**READING PASSAGE**:

——

# flushing with a tin angle head



## 2buckcanuck (Jul 9, 2010)

Thought I would film how we do our angles, there's more walking but it's easier on the shoulders. We tape 1st with a Drywall master 2.5 mechanical angle head. Then we go with a 3.5 can-am or B.T.E 3.5 wiping head. The 3.5 can wear out after awhile, but they tend to last longer when performing over top of the 2.5 mechanical head. The tin flushers are extremely easy to run, they glide over the angles like a hockey puck on ice. There's no clean up on the bottom of the angles, no lift marks b/c you can travel from 3 way to 3 way or bottom to top without stopping. They rarely leave lines like the mechanical heads, thats the number one thing I like about them.

I don't like running the head on the tube b/c it applies too much mud for some reason. Plus it takes talent to do it that way. Our way, even 2buckjr can do it, so it must be easy:whistling2:

2bjr is going way too fast, he's just trying to show you can haul a$$ if you want. The 1:19 video We ran out of memory on the camera that my daughter would never lend me, b/c she said I would break it,,,,,, which I did the last time I begged her for it:whistling2: 

I had to steal it from her this time:furious:


----------



## gazman (Apr 29, 2011)

2buckcanuck said:


> Thought I would film how we do our angles, there's more walking but it's easier on the shoulders. We tape 1st with a Drywall master 2.5 mechanical angle head. Then we go with a 3.5 can-am or B.T.E 3.5 wiping head. The 3.5 can wear out after awhile, but they tend to last longer when performing over top of the 2.5 mechanical head. The tin flushers are extremely easy to run, they glide over the angles like a hockey puck on ice. There's no clean up on the bottom of the angles, no lift marks b/c you can travel from 3 way to 3 way or bottom to top without stopping. They rarely leave lines like the mechanical heads, thats the number one thing I like about them.
> 
> I don't like running the head on the tube b/c it applies too much mud for some reason. Plus it takes talent to do it that way. Our way, even 2buckjr can do it, so it must be easy:whistling2:
> 
> ...


Thats amazing over two mins of vid and 2buck jnr didnt break a thing. Amazing:thumbup:


----------



## Mudshark (Feb 8, 2009)

I like 2buckjr's style - looks to be a good fast worker - worth putting up with a bit of beaver fever once in a while.


----------



## Kiwiman (Jun 14, 2008)

Cough cough slave driver cough :jester:
I'm sitting here nursing a bad back feeling like an old fart wishing I were young again and then I watch a vid of 2Bjr flying around the room like a horny ram in a sheep pen....Damn you 2Buck :furious:, now I feel worse.


----------



## gazman (Apr 29, 2011)

It is unbelievable sometimes. You do things a certain way and dont think anything of it,then you see something else and you go why didnt I think of that. We have always filled the compound tube like a syringe by sucking the mud up. Then I spot this and go ahh. So I thought that I would take it one step further. A piece of electrical condute and a heat gun and there you have it. Fit that to the pump and it mates up real nice with the tube.


----------



## Kiwiman (Jun 14, 2008)

Tubes fill just as well on the gooseneck too Gaz.


----------



## gazman (Apr 29, 2011)

Kiwiman said:


> Tubes fill just as well on the gooseneck too Gaz.

——

**PROBLEM A**: Return the part of the angle-flushing thread from "Thats amazing over" to "in a while.", word for word.
**PROBLEM B**: In the angle-flushing thread, what tool does 2buckcanuck use to tape the angles first?
The data after this point comes from a separate source and has nothing to do with the angle-flushing thread.

**SOURCE DATA**:
——

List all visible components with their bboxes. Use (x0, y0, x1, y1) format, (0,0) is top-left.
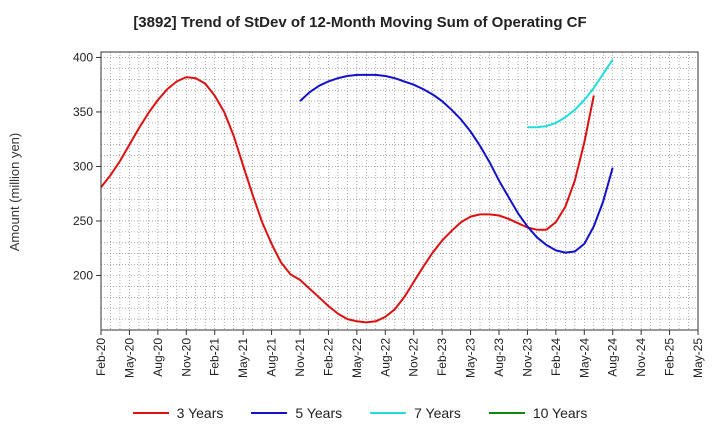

——

**CORRECT RESPONSE A**:
Thats amazing over two mins of vid and 2buck jnr didnt break a thing. Amazing:thumbup:


----------



## Mudshark (Feb 8, 2009)

I like 2buckjr's style - looks to be a good fast worker - worth putting up with a bit of beaver fever once in a while.

**CORRECT RESPONSE B**: A Drywall master 2.5 mechanical angle head.